[Problem A]
Using the mailing-list post on ivar type encodings, decide whether each statement agrees with it: (i) compiling with clang on Linux gives only the @ character for an ivar's type; (ii) on Linux, class_copyIvarList returns no Ivar objects; (iii) the writer found the needed flag in lib/CodeGen/CGObjCGNU.cpp. Answer yes or no for each, and quote the words of the post that decide it.
[Problem B]
Pick up the mailing-list post on ivar type encodings after its last sentence and carry it on.

[Page excerpt]

Hello cfe-users,
I'm working to get my the libobjc2 Objective-C runtime working on Linux with
clang-3.8.0. I'm running into a problem with a library of mine that does class
introspection. My ObjC code does type introspection by looping through the
ivars of an object and calling ivar_getTypeEncoding on each to get the type of
the ivar. When I compile with gcc, the ivar type for non-primitive variables
comes through as @"NSString", @"NSDictionary", etc. This also works with clang
on my Mac. But when I compile with clang on Linux, I only get the @ character.
I verified that the call to class_copyIvarList on Linux does return a list of
Ivar objects, but when I call ivar_getTypeEncoding on those objects on Linux, I
only get @, rather than the class name. I've copied my library's ObjC code
below.
I talked this over with the owners of libobjc2, and we were wondering if there
is a flag I can pass to clang to instruct it to emit this class data. I looked
at lib/CodeGen/CGObjCGNU.cpp in the clang source tree, but it wasn't
immediately clear what flag I could pass here. It's possible that there's no
such flag, and the non-Apple clang simply doesn't emit this data, but I'd be
somewhat surprised if Apple had diverged that much.

[Provided records]
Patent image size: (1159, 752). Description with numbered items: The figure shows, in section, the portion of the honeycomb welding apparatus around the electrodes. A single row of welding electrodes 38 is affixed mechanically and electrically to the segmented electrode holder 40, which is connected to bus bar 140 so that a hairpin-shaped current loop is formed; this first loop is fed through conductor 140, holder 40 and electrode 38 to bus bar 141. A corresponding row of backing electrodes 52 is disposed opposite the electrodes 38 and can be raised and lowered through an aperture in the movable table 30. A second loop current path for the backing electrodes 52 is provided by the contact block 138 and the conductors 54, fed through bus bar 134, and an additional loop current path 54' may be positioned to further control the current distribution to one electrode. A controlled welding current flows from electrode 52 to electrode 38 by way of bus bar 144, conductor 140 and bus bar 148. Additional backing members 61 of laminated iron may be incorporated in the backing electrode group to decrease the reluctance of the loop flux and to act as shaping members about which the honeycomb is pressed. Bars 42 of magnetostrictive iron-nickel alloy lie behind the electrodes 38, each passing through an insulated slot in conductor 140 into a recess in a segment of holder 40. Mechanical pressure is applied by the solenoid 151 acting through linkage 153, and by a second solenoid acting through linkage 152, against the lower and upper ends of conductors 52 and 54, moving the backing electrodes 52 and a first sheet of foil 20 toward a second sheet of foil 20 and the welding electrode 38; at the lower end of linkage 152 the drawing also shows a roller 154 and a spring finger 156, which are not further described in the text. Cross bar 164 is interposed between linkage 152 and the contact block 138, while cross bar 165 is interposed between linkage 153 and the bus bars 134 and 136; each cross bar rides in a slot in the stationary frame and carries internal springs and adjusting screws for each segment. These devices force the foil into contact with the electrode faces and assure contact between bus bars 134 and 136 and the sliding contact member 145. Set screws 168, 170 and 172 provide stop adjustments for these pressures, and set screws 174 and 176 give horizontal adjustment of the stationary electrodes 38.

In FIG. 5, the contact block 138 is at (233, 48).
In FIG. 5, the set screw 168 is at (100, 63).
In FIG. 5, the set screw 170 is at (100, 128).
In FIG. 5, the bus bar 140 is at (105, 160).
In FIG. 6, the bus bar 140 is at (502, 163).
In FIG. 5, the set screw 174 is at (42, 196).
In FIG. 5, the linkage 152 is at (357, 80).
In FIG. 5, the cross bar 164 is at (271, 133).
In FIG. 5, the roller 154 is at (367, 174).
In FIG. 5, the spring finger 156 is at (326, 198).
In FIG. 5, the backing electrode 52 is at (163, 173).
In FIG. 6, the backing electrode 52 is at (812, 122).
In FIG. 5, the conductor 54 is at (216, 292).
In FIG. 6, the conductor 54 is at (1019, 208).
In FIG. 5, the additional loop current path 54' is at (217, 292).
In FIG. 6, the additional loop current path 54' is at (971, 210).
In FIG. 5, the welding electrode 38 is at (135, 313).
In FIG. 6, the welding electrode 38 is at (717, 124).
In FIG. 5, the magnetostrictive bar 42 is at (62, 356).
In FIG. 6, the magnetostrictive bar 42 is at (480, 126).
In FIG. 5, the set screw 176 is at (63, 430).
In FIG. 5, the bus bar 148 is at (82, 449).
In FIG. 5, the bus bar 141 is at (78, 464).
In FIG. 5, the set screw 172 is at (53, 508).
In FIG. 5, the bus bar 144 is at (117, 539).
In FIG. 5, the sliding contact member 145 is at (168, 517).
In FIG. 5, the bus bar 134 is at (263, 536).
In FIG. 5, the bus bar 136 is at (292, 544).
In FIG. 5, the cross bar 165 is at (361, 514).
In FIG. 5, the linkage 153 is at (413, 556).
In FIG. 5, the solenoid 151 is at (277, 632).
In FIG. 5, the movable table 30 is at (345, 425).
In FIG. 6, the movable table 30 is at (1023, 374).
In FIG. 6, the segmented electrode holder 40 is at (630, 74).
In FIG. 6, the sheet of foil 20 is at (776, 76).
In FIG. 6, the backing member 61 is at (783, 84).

[Task result A]
(i) Yes: "But when I compile with clang on Linux, I only get the @ character."
(ii) No: "I verified that the call to class_copyIvarList on Linux does return a list of Ivar objects"
(iii) No: "it wasn't immediately clear what flag I could pass here"

[Task result B]
Thanks in advance for any help you can give,
David
My library's introspection code, with a debug print statement:
Ivar *ivarList = class_copyIvarList(c, &ivarCount);
for (i = 0; i < ivarCount; i++) {
Ivar ivar = ivarList[i];
const char *ivarCname = ivar_getName(ivar);
if (ivarCname != 0 && ivarCname[0] != '_') {
NSString *ivarName = [NSString stringWithUTF8String:ivarCname];
const char *ivarType = ivar_getTypeEncoding(ivar);
if (ivarType[0] == '@' && ivarType[1] == '"') {
NSString *className = [[[NSString alloc] initWithBytes: &ivarType[2]
length: strlen(&ivarType[2])-1
encoding: NSUTF8StringEncoding] autorelease];
Class c = NSClassFromString(className);
if (c == nil) {
NSLog(@"WARNING: unknown class name \"%@\" in declaration of %@",
className, [self class]);
} else {
NSLog(@"DBG: Deduced class %@ from className %@", c, className);
With gcc and clang on the Mac, I get messages like this:
2016-09-14 19:29:21.950 archiveserver[1015:1015] DBG: Deduced class NSSet from
className NSSet
2016-09-14 19:29:21.950 archiveserver[1015:1015] DBG: Deduced class NSString
from className NSString
2016-09-14 19:29:21.950 archiveserver[1015:1015] DBG: Deduced class NSString
from className NSString
2016-09-14 19:29:21.950 archiveserver[1015:1015] DBG: Deduced class NSString
from className NSString
2016-09-14 19:29:21.950 archiveserver[1015:1015] DBG: Deduced class
NSDictionary from className NSDictionary
2016-09-14 19:29:21.950 archiveserver[1015:1015] DBG: Deduced class
NSDictionary from className NSDictionary
2016-09-14 19:29:21.950 archiveserver[1015:1015] DBG: Deduced class NSArray
from className NSArray
With clang on Linux, nothing is printed, because ivarType[1] is not a double
quote, so the second if evaluates to false.